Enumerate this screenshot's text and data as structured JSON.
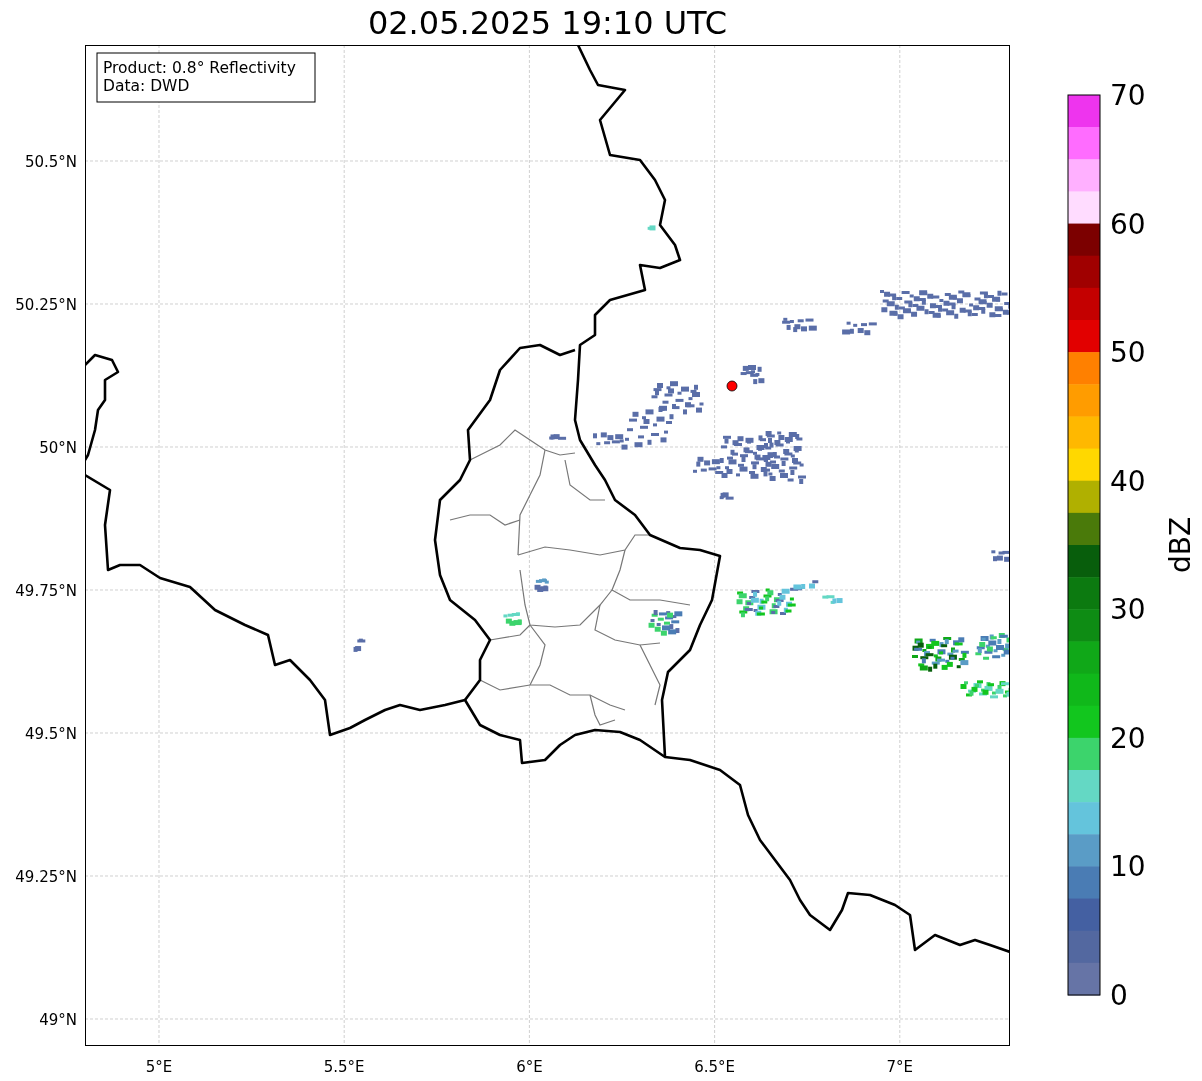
{
  "title": "02.05.2025 19:10 UTC",
  "info_box": {
    "lines": [
      "Product: 0.8° Reflectivity",
      "Data: DWD"
    ]
  },
  "map": {
    "lat_ticks": [
      "50.5°N",
      "50.25°N",
      "50°N",
      "49.75°N",
      "49.5°N",
      "49.25°N",
      "49°N"
    ],
    "lon_ticks": [
      "5°E",
      "5.5°E",
      "6°E",
      "6.5°E",
      "7°E"
    ]
  },
  "colorbar": {
    "label": "dBZ",
    "ticks": [
      "70",
      "60",
      "50",
      "40",
      "30",
      "20",
      "10",
      "0"
    ],
    "segments": [
      {
        "color": "#ee34ee"
      },
      {
        "color": "#ff6cff"
      },
      {
        "color": "#ffb0ff"
      },
      {
        "color": "#ffdcff"
      },
      {
        "color": "#7c0000"
      },
      {
        "color": "#a00000"
      },
      {
        "color": "#c40000"
      },
      {
        "color": "#e20000"
      },
      {
        "color": "#ff8000"
      },
      {
        "color": "#ff9c00"
      },
      {
        "color": "#ffb800"
      },
      {
        "color": "#ffd800"
      },
      {
        "color": "#b0b000"
      },
      {
        "color": "#4a7a0a"
      },
      {
        "color": "#085e0c"
      },
      {
        "color": "#0c7a10"
      },
      {
        "color": "#0e8c14"
      },
      {
        "color": "#10a818"
      },
      {
        "color": "#10b81a"
      },
      {
        "color": "#12c61e"
      },
      {
        "color": "#3cd46c"
      },
      {
        "color": "#64d8c4"
      },
      {
        "color": "#64c4dc"
      },
      {
        "color": "#5a9cc6"
      },
      {
        "color": "#4a7cb4"
      },
      {
        "color": "#4460a2"
      },
      {
        "color": "#5368a0"
      },
      {
        "color": "#6674a6"
      }
    ]
  }
}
***
• _Problem statement_
Print each of the records above exactly as written, leaving no picture in the copy.

• _The output_
Enumerate this screenshot's text and data as structured JSON.
{
  "title": "02.05.2025 19:10 UTC",
  "info_box": {
    "lines": [
      "Product: 0.8° Reflectivity",
      "Data: DWD"
    ]
  },
  "map": {
    "lat_ticks": [
      "50.5°N",
      "50.25°N",
      "50°N",
      "49.75°N",
      "49.5°N",
      "49.25°N",
      "49°N"
    ],
    "lon_ticks": [
      "5°E",
      "5.5°E",
      "6°E",
      "6.5°E",
      "7°E"
    ]
  },
  "colorbar": {
    "label": "dBZ",
    "ticks": [
      "70",
      "60",
      "50",
      "40",
      "30",
      "20",
      "10",
      "0"
    ],
    "segments": [
      {
        "color": "#ee34ee"
      },
      {
        "color": "#ff6cff"
      },
      {
        "color": "#ffb0ff"
      },
      {
        "color": "#ffdcff"
      },
      {
        "color": "#7c0000"
      },
      {
        "color": "#a00000"
      },
      {
        "color": "#c40000"
      },
      {
        "color": "#e20000"
      },
      {
        "color": "#ff8000"
      },
      {
        "color": "#ff9c00"
      },
      {
        "color": "#ffb800"
      },
      {
        "color": "#ffd800"
      },
      {
        "color": "#b0b000"
      },
      {
        "color": "#4a7a0a"
      },
      {
        "color": "#085e0c"
      },
      {
        "color": "#0c7a10"
      },
      {
        "color": "#0e8c14"
      },
      {
        "color": "#10a818"
      },
      {
        "color": "#10b81a"
      },
      {
        "color": "#12c61e"
      },
      {
        "color": "#3cd46c"
      },
      {
        "color": "#64d8c4"
      },
      {
        "color": "#64c4dc"
      },
      {
        "color": "#5a9cc6"
      },
      {
        "color": "#4a7cb4"
      },
      {
        "color": "#4460a2"
      },
      {
        "color": "#5368a0"
      },
      {
        "color": "#6674a6"
      }
    ]
  }
}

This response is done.